→ Prompt
Look for the string "Education" and copy every line that has it.

Entries taken from a collection
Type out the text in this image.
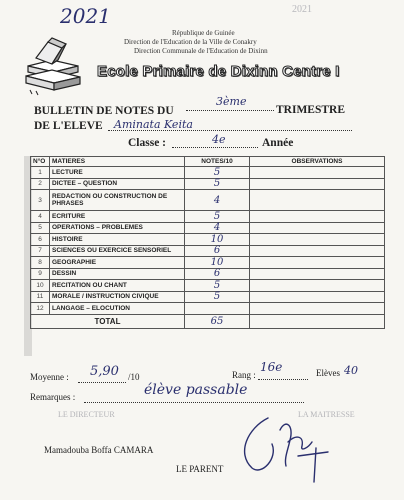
2021	2021
République de Guinée
Direction de l'Education de la Ville de Conakry
Direction Communale de l'Education de Dixinn
Ecole Primaire de Dixinn Centre I
BULLETIN DE NOTES DU
3ème
TRIMESTRE
DE L'ELEVE Aminata Keita
Classe :	4e	Année
N°O	MATIERES	NOTES/10	OBSERVATIONS
1	LECTURE	5	
2	DICTEE – QUESTION	5	
3	REDACTION OU CONSTRUCTION DE PHRASES	4	
4	ECRITURE	5	
5	OPERATIONS – PROBLEMES	4	
6	HISTOIRE	10	
7	SCIENCES OU EXERCICE SENSORIEL	6	
8	GEOGRAPHIE	10	
9	DESSIN	6	
10	RECITATION OU CHANT	5	
11	MORALE / INSTRUCTION CIVIQUE	5	
12	LANGAGE – ELOCUTION		
TOTAL		65	
Moyenne : 5,90 /10	Rang :
16e	Elèves 40
Remarques :	élève passable
LE DIRECTEUR	LA MAITRESSE
Mamadouba Boffa CAMARA
LE PARENT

→ Task result
Direction de l'Education de la Ville de Conakry
Direction Communale de l'Education de Dixinn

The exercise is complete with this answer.